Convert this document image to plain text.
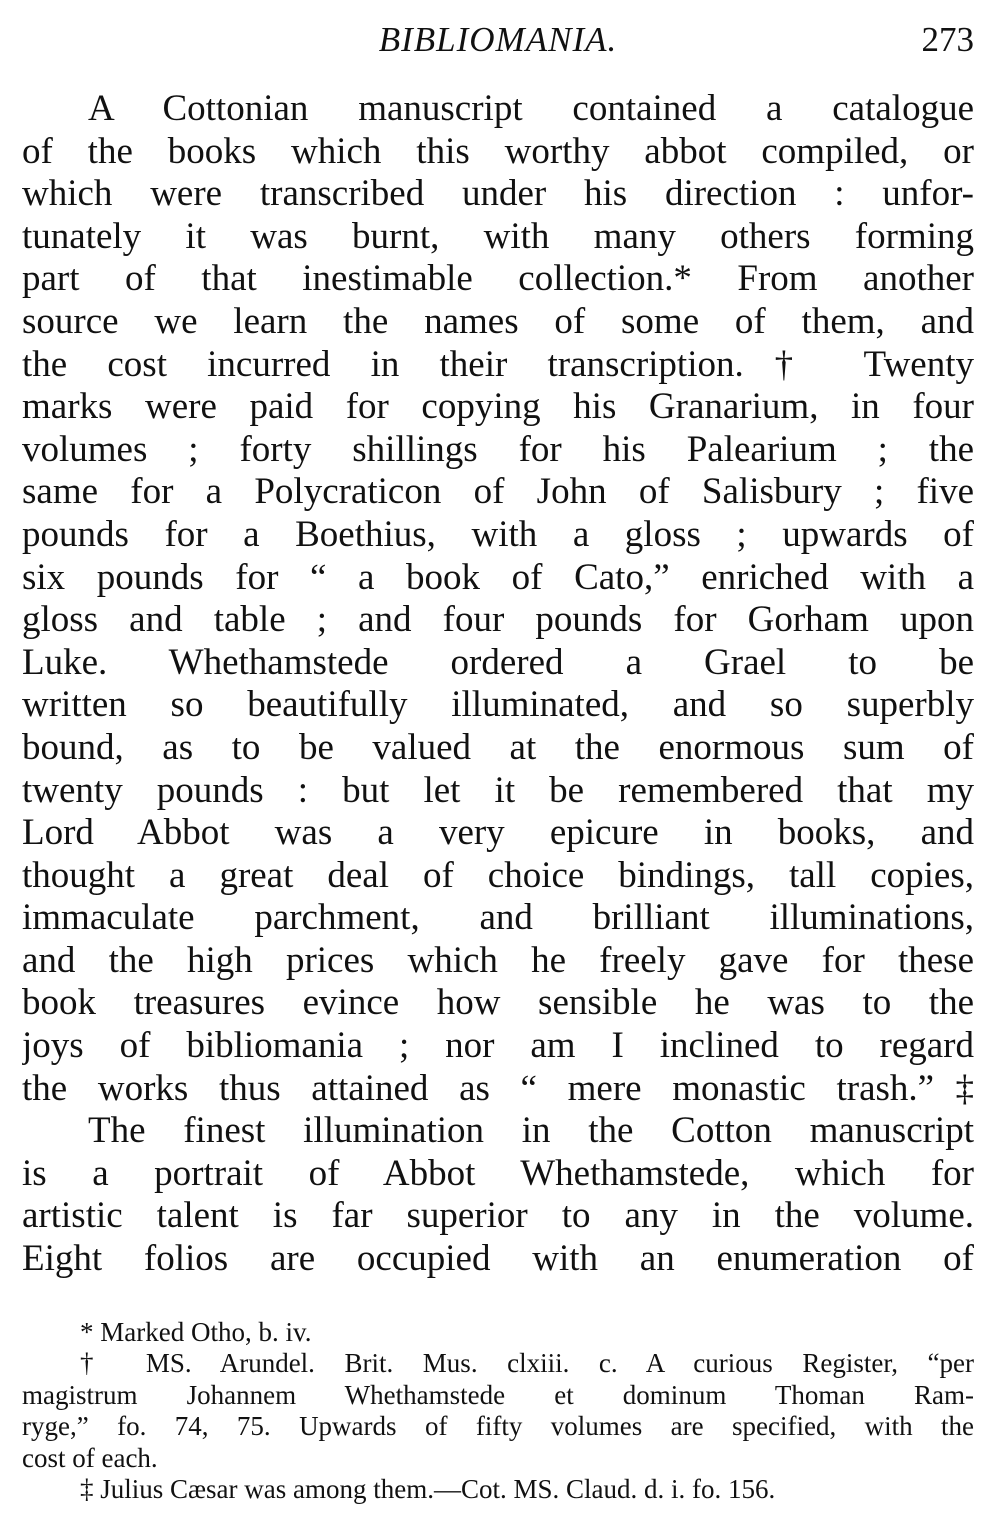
BIBLIOMANIA.	273
A Cottonian manuscript contained a catalogue
of the books which this worthy abbot compiled, or
which were transcribed under his direction : unfor-
tunately it was burnt, with many others forming
part of that inestimable collection.* From another
source we learn the names of some of them, and
the cost incurred in their transcription.† Twenty
marks were paid for copying his Granarium, in four
volumes ; forty shillings for his Palearium ; the
same for a Polycraticon of John of Salisbury ; five
pounds for a Boethius, with a gloss ; upwards of
six pounds for “ a book of Cato,” enriched with a
gloss and table ; and four pounds for Gorham upon
Luke. Whethamstede ordered a Grael to be
written so beautifully illuminated, and so superbly
bound, as to be valued at the enormous sum of
twenty pounds : but let it be remembered that my
Lord Abbot was a very epicure in books, and
thought a great deal of choice bindings, tall copies,
immaculate parchment, and brilliant illuminations,
and the high prices which he freely gave for these
book treasures evince how sensible he was to the
joys of bibliomania ; nor am I inclined to regard
the works thus attained as “ mere monastic trash.”‡
The finest illumination in the Cotton manuscript
is a portrait of Abbot Whethamstede, which for
artistic talent is far superior to any in the volume.
Eight folios are occupied with an enumeration of
* Marked Otho, b. iv.
† MS. Arundel. Brit. Mus. clxiii. c. A curious Register, “per
magistrum Johannem Whethamstede et dominum Thoman Ram-
ryge,” fo. 74, 75. Upwards of fifty volumes are specified, with the
cost of each.
‡ Julius Cæsar was among them.—Cot. MS. Claud. d. i. fo. 156.
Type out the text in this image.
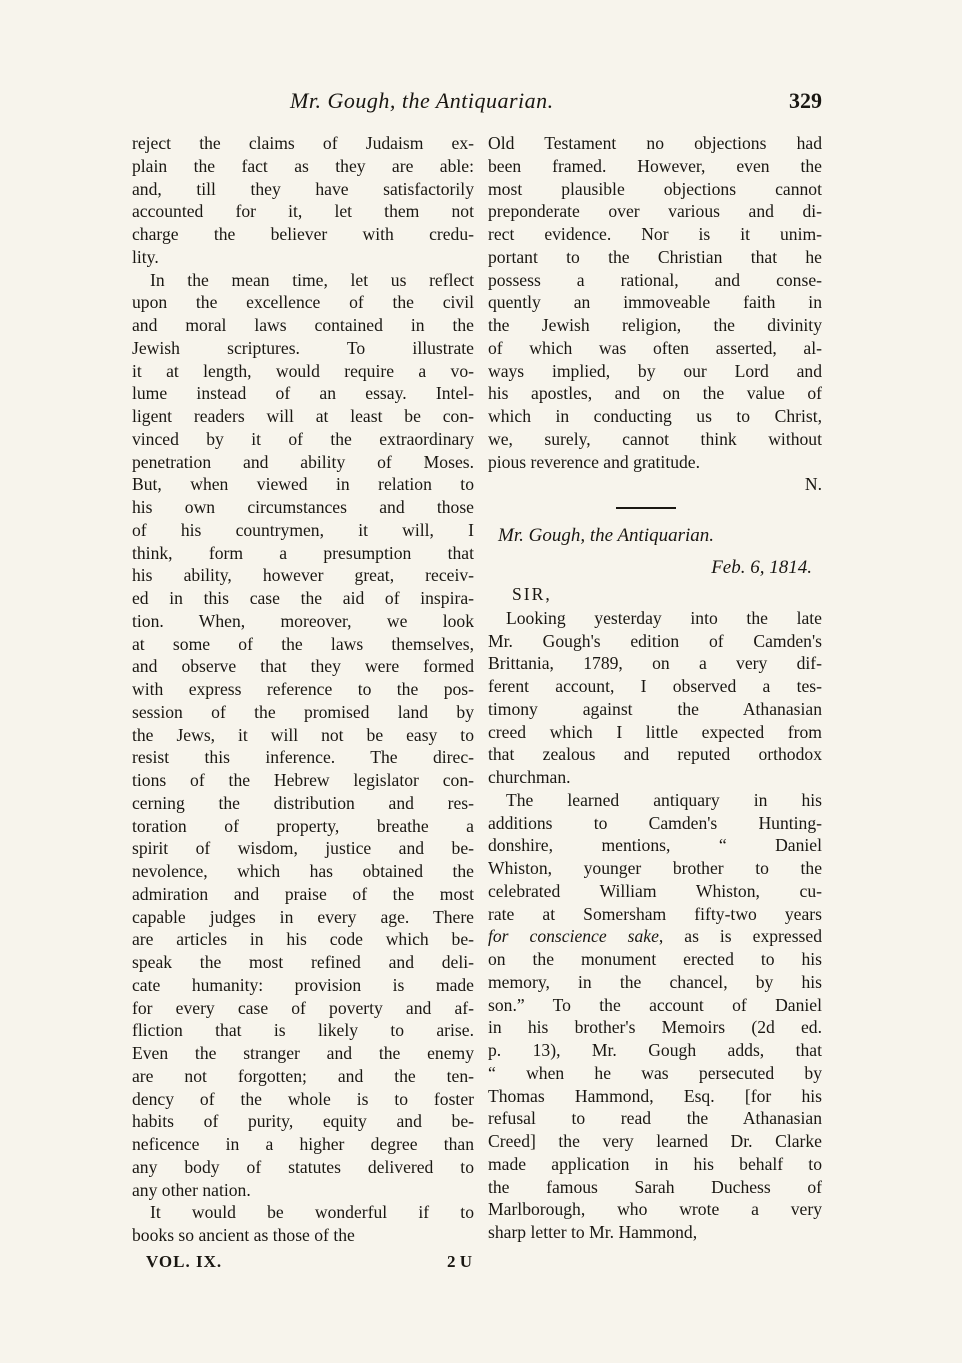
Mr. Gough, the Antiquarian.	329
reject the claims of Judaism ex-
plain the fact as they are able:
and, till they have satisfactorily
accounted for it, let them not
charge the believer with credu-
lity.
In the mean time, let us reflect
upon the excellence of the civil
and moral laws contained in the
Jewish scriptures. To illustrate
it at length, would require a vo-
lume instead of an essay. Intel-
ligent readers will at least be con-
vinced by it of the extraordinary
penetration and ability of Moses.
But, when viewed in relation to
his own circumstances and those
of his countrymen, it will, I
think, form a presumption that
his ability, however great, receiv-
ed in this case the aid of inspira-
tion. When, moreover, we look
at some of the laws themselves,
and observe that they were formed
with express reference to the pos-
session of the promised land by
the Jews, it will not be easy to
resist this inference. The direc-
tions of the Hebrew legislator con-
cerning the distribution and res-
toration of property, breathe a
spirit of wisdom, justice and be-
nevolence, which has obtained the
admiration and praise of the most
capable judges in every age. There
are articles in his code which be-
speak the most refined and deli-
cate humanity: provision is made
for every case of poverty and af-
fliction that is likely to arise.
Even the stranger and the enemy
are not forgotten; and the ten-
dency of the whole is to foster
habits of purity, equity and be-
neficence in a higher degree than
any body of statutes delivered to
any other nation.
It would be wonderful if to
books so ancient as those of the
Old Testament no objections had
been framed. However, even the
most plausible objections cannot
preponderate over various and di-
rect evidence. Nor is it unim-
portant to the Christian that he
possess a rational, and conse-
quently an immoveable faith in
the Jewish religion, the divinity
of which was often asserted, al-
ways implied, by our Lord and
his apostles, and on the value of
which in conducting us to Christ,
we, surely, cannot think without
pious reverence and gratitude.
N.
Mr. Gough, the Antiquarian.
Feb. 6, 1814.
SIR,
Looking yesterday into the late
Mr. Gough's edition of Camden's
Brittania, 1789, on a very dif-
ferent account, I observed a tes-
timony against the Athanasian
creed which I little expected from
that zealous and reputed orthodox
churchman.
The learned antiquary in his
additions to Camden's Hunting-
donshire, mentions, “ Daniel
Whiston, younger brother to the
celebrated William Whiston, cu-
rate at Somersham fifty-two years
for conscience sake, as is expressed
on the monument erected to his
memory, in the chancel, by his
son.” To the account of Daniel
in his brother's Memoirs (2d ed.
p. 13), Mr. Gough adds, that
“ when he was persecuted by
Thomas Hammond, Esq. [for his
refusal to read the Athanasian
Creed] the very learned Dr. Clarke
made application in his behalf to
the famous Sarah Duchess of
Marlborough, who wrote a very
sharp letter to Mr. Hammond,
VOL. IX.	2 U
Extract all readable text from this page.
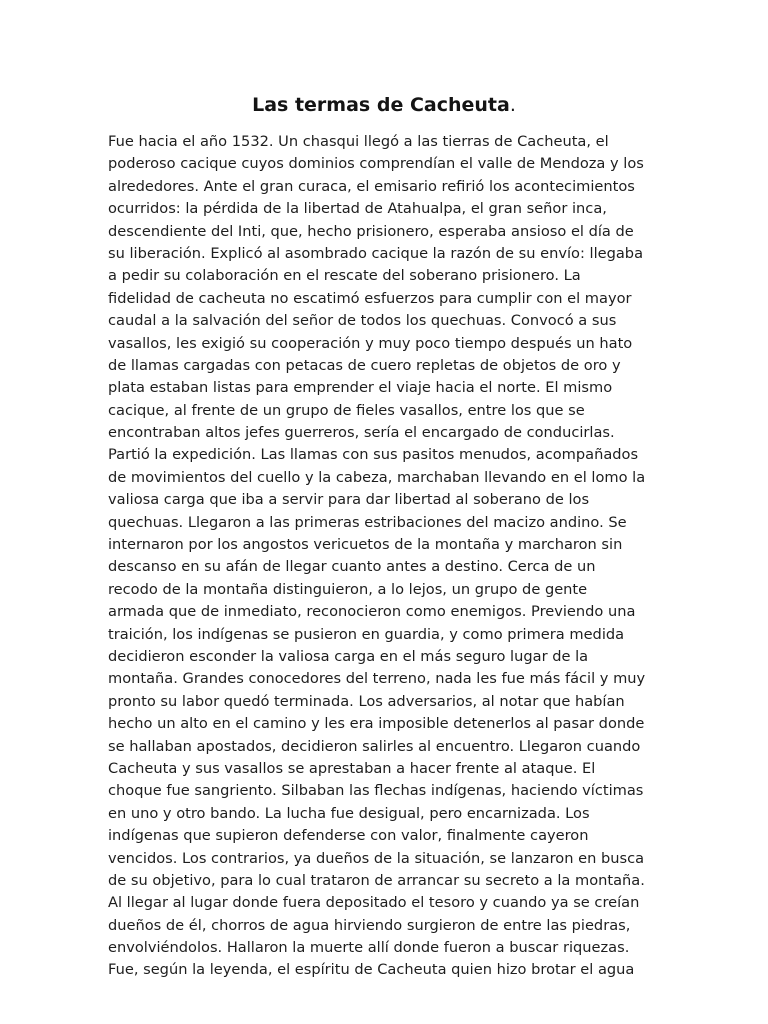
Las termas de Cacheuta.
Fue hacia el año 1532. Un chasqui llegó a las tierras de Cacheuta, el
poderoso cacique cuyos dominios comprendían el valle de Mendoza y los
alrededores. Ante el gran curaca, el emisario refirió los acontecimientos
ocurridos: la pérdida de la libertad de Atahualpa, el gran señor inca,
descendiente del Inti, que, hecho prisionero, esperaba ansioso el día de
su liberación. Explicó al asombrado cacique la razón de su envío: llegaba
a pedir su colaboración en el rescate del soberano prisionero. La
fidelidad de cacheuta no escatimó esfuerzos para cumplir con el mayor
caudal a la salvación del señor de todos los quechuas. Convocó a sus
vasallos, les exigió su cooperación y muy poco tiempo después un hato
de llamas cargadas con petacas de cuero repletas de objetos de oro y
plata estaban listas para emprender el viaje hacia el norte. El mismo
cacique, al frente de un grupo de fieles vasallos, entre los que se
encontraban altos jefes guerreros, sería el encargado de conducirlas.
Partió la expedición. Las llamas con sus pasitos menudos, acompañados
de movimientos del cuello y la cabeza, marchaban llevando en el lomo la
valiosa carga que iba a servir para dar libertad al soberano de los
quechuas. Llegaron a las primeras estribaciones del macizo andino. Se
internaron por los angostos vericuetos de la montaña y marcharon sin
descanso en su afán de llegar cuanto antes a destino. Cerca de un
recodo de la montaña distinguieron, a lo lejos, un grupo de gente
armada que de inmediato, reconocieron como enemigos. Previendo una
traición, los indígenas se pusieron en guardia, y como primera medida
decidieron esconder la valiosa carga en el más seguro lugar de la
montaña. Grandes conocedores del terreno, nada les fue más fácil y muy
pronto su labor quedó terminada. Los adversarios, al notar que habían
hecho un alto en el camino y les era imposible detenerlos al pasar donde
se hallaban apostados, decidieron salirles al encuentro. Llegaron cuando
Cacheuta y sus vasallos se aprestaban a hacer frente al ataque. El
choque fue sangriento. Silbaban las flechas indígenas, haciendo víctimas
en uno y otro bando. La lucha fue desigual, pero encarnizada. Los
indígenas que supieron defenderse con valor, finalmente cayeron
vencidos. Los contrarios, ya dueños de la situación, se lanzaron en busca
de su objetivo, para lo cual trataron de arrancar su secreto a la montaña.
Al llegar al lugar donde fuera depositado el tesoro y cuando ya se creían
dueños de él, chorros de agua hirviendo surgieron de entre las piedras,
envolviéndolos. Hallaron la muerte allí donde fueron a buscar riquezas.
Fue, según la leyenda, el espíritu de Cacheuta quien hizo brotar el agua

= = =

**The problem**.
From the listing, extract all text exactly as given and drop any picture.

**Solution for this task**.
Convert this document image to plain text.
BIBLIOMANIA.	273
A Cottonian manuscript contained a catalogue
of the books which this worthy abbot compiled, or
which were transcribed under his direction : unfor-
tunately it was burnt, with many others forming
part of that inestimable collection.* From another
source we learn the names of some of them, and
the cost incurred in their transcription.† Twenty
marks were paid for copying his Granarium, in four
volumes ; forty shillings for his Palearium ; the
same for a Polycraticon of John of Salisbury ; five
pounds for a Boethius, with a gloss ; upwards of
six pounds for “ a book of Cato,” enriched with a
gloss and table ; and four pounds for Gorham upon
Luke. Whethamstede ordered a Grael to be
written so beautifully illuminated, and so superbly
bound, as to be valued at the enormous sum of
twenty pounds : but let it be remembered that my
Lord Abbot was a very epicure in books, and
thought a great deal of choice bindings, tall copies,
immaculate parchment, and brilliant illuminations,
and the high prices which he freely gave for these
book treasures evince how sensible he was to the
joys of bibliomania ; nor am I inclined to regard
the works thus attained as “ mere monastic trash.”‡
The finest illumination in the Cotton manuscript
is a portrait of Abbot Whethamstede, which for
artistic talent is far superior to any in the volume.
Eight folios are occupied with an enumeration of
* Marked Otho, b. iv.
† MS. Arundel. Brit. Mus. clxiii. c. A curious Register, “per
magistrum Johannem Whethamstede et dominum Thoman Ram-
ryge,” fo. 74, 75. Upwards of fifty volumes are specified, with the
cost of each.
‡ Julius Cæsar was among them.—Cot. MS. Claud. d. i. fo. 156.
Type out the text in this image.
Mr. Gough, the Antiquarian.	329
reject the claims of Judaism ex-
plain the fact as they are able:
and, till they have satisfactorily
accounted for it, let them not
charge the believer with credu-
lity.
In the mean time, let us reflect
upon the excellence of the civil
and moral laws contained in the
Jewish scriptures. To illustrate
it at length, would require a vo-
lume instead of an essay. Intel-
ligent readers will at least be con-
vinced by it of the extraordinary
penetration and ability of Moses.
But, when viewed in relation to
his own circumstances and those
of his countrymen, it will, I
think, form a presumption that
his ability, however great, receiv-
ed in this case the aid of inspira-
tion. When, moreover, we look
at some of the laws themselves,
and observe that they were formed
with express reference to the pos-
session of the promised land by
the Jews, it will not be easy to
resist this inference. The direc-
tions of the Hebrew legislator con-
cerning the distribution and res-
toration of property, breathe a
spirit of wisdom, justice and be-
nevolence, which has obtained the
admiration and praise of the most
capable judges in every age. There
are articles in his code which be-
speak the most refined and deli-
cate humanity: provision is made
for every case of poverty and af-
fliction that is likely to arise.
Even the stranger and the enemy
are not forgotten; and the ten-
dency of the whole is to foster
habits of purity, equity and be-
neficence in a higher degree than
any body of statutes delivered to
any other nation.
It would be wonderful if to
books so ancient as those of the
Old Testament no objections had
been framed. However, even the
most plausible objections cannot
preponderate over various and di-
rect evidence. Nor is it unim-
portant to the Christian that he
possess a rational, and conse-
quently an immoveable faith in
the Jewish religion, the divinity
of which was often asserted, al-
ways implied, by our Lord and
his apostles, and on the value of
which in conducting us to Christ,
we, surely, cannot think without
pious reverence and gratitude.
N.
Mr. Gough, the Antiquarian.
Feb. 6, 1814.
SIR,
Looking yesterday into the late
Mr. Gough's edition of Camden's
Brittania, 1789, on a very dif-
ferent account, I observed a tes-
timony against the Athanasian
creed which I little expected from
that zealous and reputed orthodox
churchman.
The learned antiquary in his
additions to Camden's Hunting-
donshire, mentions, “ Daniel
Whiston, younger brother to the
celebrated William Whiston, cu-
rate at Somersham fifty-two years
for conscience sake, as is expressed
on the monument erected to his
memory, in the chancel, by his
son.” To the account of Daniel
in his brother's Memoirs (2d ed.
p. 13), Mr. Gough adds, that
“ when he was persecuted by
Thomas Hammond, Esq. [for his
refusal to read the Athanasian
Creed] the very learned Dr. Clarke
made application in his behalf to
the famous Sarah Duchess of
Marlborough, who wrote a very
sharp letter to Mr. Hammond,
VOL. IX.	2 U
Extract all readable text from this page.
Las termas de Cacheuta.
Fue hacia el año 1532. Un chasqui llegó a las tierras de Cacheuta, el
poderoso cacique cuyos dominios comprendían el valle de Mendoza y los
alrededores. Ante el gran curaca, el emisario refirió los acontecimientos
ocurridos: la pérdida de la libertad de Atahualpa, el gran señor inca,
descendiente del Inti, que, hecho prisionero, esperaba ansioso el día de
su liberación. Explicó al asombrado cacique la razón de su envío: llegaba
a pedir su colaboración en el rescate del soberano prisionero. La
fidelidad de cacheuta no escatimó esfuerzos para cumplir con el mayor
caudal a la salvación del señor de todos los quechuas. Convocó a sus
vasallos, les exigió su cooperación y muy poco tiempo después un hato
de llamas cargadas con petacas de cuero repletas de objetos de oro y
plata estaban listas para emprender el viaje hacia el norte. El mismo
cacique, al frente de un grupo de fieles vasallos, entre los que se
encontraban altos jefes guerreros, sería el encargado de conducirlas.
Partió la expedición. Las llamas con sus pasitos menudos, acompañados
de movimientos del cuello y la cabeza, marchaban llevando en el lomo la
valiosa carga que iba a servir para dar libertad al soberano de los
quechuas. Llegaron a las primeras estribaciones del macizo andino. Se
internaron por los angostos vericuetos de la montaña y marcharon sin
descanso en su afán de llegar cuanto antes a destino. Cerca de un
recodo de la montaña distinguieron, a lo lejos, un grupo de gente
armada que de inmediato, reconocieron como enemigos. Previendo una
traición, los indígenas se pusieron en guardia, y como primera medida
decidieron esconder la valiosa carga en el más seguro lugar de la
montaña. Grandes conocedores del terreno, nada les fue más fácil y muy
pronto su labor quedó terminada. Los adversarios, al notar que habían
hecho un alto en el camino y les era imposible detenerlos al pasar donde
se hallaban apostados, decidieron salirles al encuentro. Llegaron cuando
Cacheuta y sus vasallos se aprestaban a hacer frente al ataque. El
choque fue sangriento. Silbaban las flechas indígenas, haciendo víctimas
en uno y otro bando. La lucha fue desigual, pero encarnizada. Los
indígenas que supieron defenderse con valor, finalmente cayeron
vencidos. Los contrarios, ya dueños de la situación, se lanzaron en busca
de su objetivo, para lo cual trataron de arrancar su secreto a la montaña.
Al llegar al lugar donde fuera depositado el tesoro y cuando ya se creían
dueños de él, chorros de agua hirviendo surgieron de entre las piedras,
envolviéndolos. Hallaron la muerte allí donde fueron a buscar riquezas.
Fue, según la leyenda, el espíritu de Cacheuta quien hizo brotar el agua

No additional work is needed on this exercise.